• [YOUR GOAL] Find every line containing the word "title" and report the count, nothing more.

START MATERIAL FOR THIS TASK

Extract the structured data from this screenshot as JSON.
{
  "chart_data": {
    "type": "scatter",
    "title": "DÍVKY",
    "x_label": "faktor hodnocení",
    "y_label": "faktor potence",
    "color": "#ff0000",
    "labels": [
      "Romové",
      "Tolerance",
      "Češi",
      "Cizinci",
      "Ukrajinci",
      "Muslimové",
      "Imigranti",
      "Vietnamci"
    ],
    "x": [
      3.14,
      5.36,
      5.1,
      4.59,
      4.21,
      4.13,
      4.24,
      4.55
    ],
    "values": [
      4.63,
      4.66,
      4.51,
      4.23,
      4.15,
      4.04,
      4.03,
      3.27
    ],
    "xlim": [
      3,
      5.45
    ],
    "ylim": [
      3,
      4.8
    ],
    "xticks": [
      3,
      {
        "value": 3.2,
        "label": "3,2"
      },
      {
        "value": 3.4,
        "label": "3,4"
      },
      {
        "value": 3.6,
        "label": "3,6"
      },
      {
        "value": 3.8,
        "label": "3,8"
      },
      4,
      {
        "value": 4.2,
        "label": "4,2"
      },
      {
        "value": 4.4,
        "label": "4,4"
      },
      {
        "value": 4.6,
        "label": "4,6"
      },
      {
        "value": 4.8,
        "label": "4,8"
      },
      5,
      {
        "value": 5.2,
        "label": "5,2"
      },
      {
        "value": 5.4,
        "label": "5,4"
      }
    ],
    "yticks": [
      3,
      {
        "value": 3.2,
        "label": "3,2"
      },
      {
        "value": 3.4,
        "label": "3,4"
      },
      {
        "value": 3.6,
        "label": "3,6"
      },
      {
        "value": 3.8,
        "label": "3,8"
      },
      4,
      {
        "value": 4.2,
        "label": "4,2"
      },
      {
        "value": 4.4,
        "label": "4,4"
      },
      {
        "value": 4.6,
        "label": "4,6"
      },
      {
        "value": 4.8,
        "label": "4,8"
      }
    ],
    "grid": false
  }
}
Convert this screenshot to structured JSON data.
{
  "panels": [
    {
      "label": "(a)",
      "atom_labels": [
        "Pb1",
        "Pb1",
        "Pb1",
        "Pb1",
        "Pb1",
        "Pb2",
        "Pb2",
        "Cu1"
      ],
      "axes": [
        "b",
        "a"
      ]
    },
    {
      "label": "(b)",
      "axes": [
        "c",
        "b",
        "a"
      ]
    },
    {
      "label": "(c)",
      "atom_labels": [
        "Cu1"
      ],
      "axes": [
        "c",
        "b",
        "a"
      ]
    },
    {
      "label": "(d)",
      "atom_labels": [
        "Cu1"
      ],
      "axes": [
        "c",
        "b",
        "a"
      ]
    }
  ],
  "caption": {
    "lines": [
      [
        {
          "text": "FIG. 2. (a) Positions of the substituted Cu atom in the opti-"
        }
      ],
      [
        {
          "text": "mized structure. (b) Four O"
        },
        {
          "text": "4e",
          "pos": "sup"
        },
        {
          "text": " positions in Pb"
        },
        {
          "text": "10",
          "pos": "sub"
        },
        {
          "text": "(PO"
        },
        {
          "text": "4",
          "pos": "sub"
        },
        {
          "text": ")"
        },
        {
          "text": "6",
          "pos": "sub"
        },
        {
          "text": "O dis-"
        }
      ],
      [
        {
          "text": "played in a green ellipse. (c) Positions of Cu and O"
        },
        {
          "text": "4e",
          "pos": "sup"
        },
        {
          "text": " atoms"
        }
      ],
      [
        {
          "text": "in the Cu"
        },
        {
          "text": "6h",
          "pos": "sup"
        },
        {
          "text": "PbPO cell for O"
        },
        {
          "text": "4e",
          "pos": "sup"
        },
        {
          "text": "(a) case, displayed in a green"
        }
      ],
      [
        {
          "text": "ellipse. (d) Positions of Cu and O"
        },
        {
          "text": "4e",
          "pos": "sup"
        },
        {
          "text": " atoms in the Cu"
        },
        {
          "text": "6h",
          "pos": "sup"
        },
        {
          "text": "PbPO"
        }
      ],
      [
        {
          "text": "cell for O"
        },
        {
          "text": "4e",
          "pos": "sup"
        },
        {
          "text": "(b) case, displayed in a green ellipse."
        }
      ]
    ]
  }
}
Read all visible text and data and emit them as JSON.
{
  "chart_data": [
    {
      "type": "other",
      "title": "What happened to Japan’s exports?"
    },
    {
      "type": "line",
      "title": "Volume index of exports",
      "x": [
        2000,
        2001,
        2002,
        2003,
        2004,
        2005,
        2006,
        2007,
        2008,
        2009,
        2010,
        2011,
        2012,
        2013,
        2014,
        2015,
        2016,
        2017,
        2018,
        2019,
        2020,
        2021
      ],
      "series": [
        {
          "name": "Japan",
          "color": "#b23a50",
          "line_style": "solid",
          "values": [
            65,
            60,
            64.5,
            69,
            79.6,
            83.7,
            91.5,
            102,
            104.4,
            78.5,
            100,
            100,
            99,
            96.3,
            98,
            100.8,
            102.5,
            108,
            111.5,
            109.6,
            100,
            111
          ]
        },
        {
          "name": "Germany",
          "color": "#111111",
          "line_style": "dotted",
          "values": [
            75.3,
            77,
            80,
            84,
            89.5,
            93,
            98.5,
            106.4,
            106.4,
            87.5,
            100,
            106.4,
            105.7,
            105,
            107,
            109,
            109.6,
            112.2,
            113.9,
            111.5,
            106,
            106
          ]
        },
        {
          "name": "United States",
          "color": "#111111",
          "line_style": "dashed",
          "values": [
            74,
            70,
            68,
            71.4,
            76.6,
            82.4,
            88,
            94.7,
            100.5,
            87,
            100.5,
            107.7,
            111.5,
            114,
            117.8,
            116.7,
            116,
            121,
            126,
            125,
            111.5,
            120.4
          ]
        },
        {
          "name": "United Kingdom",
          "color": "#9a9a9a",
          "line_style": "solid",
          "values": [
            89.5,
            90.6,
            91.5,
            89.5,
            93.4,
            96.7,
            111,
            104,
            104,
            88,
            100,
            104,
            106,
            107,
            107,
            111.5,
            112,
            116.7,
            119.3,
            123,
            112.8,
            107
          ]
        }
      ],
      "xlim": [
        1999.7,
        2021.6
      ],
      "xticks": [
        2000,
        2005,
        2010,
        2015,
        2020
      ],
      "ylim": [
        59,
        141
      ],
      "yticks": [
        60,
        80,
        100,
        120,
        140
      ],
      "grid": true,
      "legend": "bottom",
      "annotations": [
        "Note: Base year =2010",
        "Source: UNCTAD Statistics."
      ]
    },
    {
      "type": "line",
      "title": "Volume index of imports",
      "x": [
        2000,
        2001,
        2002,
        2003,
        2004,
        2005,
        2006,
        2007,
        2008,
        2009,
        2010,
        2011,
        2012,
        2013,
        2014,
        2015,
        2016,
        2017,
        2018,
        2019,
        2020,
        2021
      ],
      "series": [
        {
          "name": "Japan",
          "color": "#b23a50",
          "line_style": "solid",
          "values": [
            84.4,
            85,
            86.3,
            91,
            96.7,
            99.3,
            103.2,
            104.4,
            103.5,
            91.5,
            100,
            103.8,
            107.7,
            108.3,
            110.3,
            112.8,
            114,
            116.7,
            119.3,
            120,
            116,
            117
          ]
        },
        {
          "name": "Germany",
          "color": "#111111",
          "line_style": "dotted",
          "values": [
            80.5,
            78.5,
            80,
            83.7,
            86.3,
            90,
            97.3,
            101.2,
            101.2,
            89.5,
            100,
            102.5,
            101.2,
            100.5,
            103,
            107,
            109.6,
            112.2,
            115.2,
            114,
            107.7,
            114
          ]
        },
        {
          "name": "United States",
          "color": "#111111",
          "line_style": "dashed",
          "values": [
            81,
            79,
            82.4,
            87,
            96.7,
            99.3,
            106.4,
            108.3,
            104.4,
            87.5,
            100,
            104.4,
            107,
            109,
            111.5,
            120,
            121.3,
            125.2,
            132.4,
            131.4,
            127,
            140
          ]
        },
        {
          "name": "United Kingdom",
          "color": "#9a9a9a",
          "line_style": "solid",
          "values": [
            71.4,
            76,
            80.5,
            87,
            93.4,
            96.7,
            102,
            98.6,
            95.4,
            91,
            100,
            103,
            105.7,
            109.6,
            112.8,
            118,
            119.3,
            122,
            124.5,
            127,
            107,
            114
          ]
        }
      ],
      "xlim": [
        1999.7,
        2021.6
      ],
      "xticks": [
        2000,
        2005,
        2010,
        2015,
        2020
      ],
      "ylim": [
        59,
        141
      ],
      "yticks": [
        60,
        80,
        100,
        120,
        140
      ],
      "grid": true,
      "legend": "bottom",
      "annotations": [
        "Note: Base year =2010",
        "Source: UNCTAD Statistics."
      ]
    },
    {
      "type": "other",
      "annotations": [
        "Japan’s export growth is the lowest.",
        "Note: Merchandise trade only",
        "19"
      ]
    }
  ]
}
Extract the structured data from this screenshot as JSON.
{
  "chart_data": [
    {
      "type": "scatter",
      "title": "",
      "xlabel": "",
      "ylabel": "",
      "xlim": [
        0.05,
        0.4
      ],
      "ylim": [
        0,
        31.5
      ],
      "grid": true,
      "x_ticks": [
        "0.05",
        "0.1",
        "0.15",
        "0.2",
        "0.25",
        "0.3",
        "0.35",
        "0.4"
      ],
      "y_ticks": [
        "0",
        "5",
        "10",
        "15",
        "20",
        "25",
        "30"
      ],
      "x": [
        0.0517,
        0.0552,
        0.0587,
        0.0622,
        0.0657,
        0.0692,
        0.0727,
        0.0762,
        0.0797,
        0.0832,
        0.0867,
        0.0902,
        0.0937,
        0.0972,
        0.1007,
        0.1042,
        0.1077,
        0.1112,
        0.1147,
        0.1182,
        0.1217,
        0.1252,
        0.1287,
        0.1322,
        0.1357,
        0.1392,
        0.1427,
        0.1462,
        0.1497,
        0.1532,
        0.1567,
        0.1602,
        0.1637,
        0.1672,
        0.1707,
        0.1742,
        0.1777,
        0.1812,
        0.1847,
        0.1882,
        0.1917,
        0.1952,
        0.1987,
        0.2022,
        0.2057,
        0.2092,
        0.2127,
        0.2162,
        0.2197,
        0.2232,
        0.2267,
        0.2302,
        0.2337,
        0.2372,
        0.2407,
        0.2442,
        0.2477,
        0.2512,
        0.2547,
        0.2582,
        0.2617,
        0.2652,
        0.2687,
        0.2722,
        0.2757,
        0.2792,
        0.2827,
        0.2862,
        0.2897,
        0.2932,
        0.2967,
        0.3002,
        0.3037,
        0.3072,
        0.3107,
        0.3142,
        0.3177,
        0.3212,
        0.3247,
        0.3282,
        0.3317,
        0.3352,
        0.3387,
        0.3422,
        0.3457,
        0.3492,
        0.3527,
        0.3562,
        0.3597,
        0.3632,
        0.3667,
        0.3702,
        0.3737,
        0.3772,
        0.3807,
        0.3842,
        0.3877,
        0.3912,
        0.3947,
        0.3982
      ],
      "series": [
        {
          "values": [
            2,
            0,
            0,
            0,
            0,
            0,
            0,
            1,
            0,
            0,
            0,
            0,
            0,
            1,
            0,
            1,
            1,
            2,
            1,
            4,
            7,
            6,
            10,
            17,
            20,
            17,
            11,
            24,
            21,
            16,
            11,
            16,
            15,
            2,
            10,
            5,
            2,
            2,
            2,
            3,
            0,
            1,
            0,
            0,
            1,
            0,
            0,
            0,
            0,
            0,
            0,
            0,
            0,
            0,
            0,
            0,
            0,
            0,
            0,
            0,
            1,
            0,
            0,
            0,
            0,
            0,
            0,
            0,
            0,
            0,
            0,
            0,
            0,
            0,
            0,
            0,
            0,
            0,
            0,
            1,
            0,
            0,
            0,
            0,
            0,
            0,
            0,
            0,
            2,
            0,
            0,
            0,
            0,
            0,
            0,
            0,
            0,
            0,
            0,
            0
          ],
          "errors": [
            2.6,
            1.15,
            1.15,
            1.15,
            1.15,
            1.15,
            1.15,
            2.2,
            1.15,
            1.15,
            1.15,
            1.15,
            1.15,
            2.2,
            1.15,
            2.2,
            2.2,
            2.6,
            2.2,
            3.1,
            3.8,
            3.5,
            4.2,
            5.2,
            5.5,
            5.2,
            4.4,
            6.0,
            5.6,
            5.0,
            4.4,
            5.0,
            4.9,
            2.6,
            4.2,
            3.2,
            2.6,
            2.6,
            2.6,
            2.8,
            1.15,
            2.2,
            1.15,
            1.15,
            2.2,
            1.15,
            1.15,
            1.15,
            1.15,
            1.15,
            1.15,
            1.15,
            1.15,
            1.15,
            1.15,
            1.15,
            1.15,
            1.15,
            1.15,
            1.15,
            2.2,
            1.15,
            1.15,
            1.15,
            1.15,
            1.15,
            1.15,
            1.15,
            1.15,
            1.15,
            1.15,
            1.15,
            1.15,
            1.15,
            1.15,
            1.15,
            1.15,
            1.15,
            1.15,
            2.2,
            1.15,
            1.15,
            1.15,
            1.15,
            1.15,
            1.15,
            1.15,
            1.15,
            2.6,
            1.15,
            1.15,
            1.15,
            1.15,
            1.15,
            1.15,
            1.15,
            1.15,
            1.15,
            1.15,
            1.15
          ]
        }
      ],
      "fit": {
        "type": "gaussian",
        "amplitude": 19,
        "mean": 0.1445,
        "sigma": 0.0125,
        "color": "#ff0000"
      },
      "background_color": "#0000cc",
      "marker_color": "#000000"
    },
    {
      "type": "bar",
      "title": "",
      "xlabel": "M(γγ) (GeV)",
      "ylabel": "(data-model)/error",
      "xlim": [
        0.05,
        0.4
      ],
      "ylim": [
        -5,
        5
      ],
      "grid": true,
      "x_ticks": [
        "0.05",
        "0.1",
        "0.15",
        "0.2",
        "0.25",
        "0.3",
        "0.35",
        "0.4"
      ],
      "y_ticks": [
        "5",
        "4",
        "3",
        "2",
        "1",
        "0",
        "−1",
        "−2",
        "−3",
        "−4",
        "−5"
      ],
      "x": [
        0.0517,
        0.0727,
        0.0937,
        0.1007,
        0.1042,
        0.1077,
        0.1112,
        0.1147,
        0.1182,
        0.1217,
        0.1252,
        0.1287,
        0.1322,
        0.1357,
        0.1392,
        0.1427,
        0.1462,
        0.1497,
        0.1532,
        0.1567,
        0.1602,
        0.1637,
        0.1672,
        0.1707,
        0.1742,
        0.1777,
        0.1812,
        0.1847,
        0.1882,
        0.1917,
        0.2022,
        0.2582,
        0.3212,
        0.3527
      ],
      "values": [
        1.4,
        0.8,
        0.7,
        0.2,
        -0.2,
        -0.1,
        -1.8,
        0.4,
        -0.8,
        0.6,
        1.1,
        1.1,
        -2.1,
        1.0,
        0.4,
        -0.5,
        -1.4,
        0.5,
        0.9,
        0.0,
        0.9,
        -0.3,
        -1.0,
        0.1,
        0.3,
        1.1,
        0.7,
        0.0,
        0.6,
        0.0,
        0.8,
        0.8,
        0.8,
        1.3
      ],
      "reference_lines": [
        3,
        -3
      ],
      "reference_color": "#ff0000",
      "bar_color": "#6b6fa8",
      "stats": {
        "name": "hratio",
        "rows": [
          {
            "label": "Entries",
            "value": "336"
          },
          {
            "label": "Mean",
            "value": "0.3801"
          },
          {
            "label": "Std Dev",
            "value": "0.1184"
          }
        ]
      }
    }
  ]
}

END MATERIAL FOR THIS TASK

• [RESULT] 6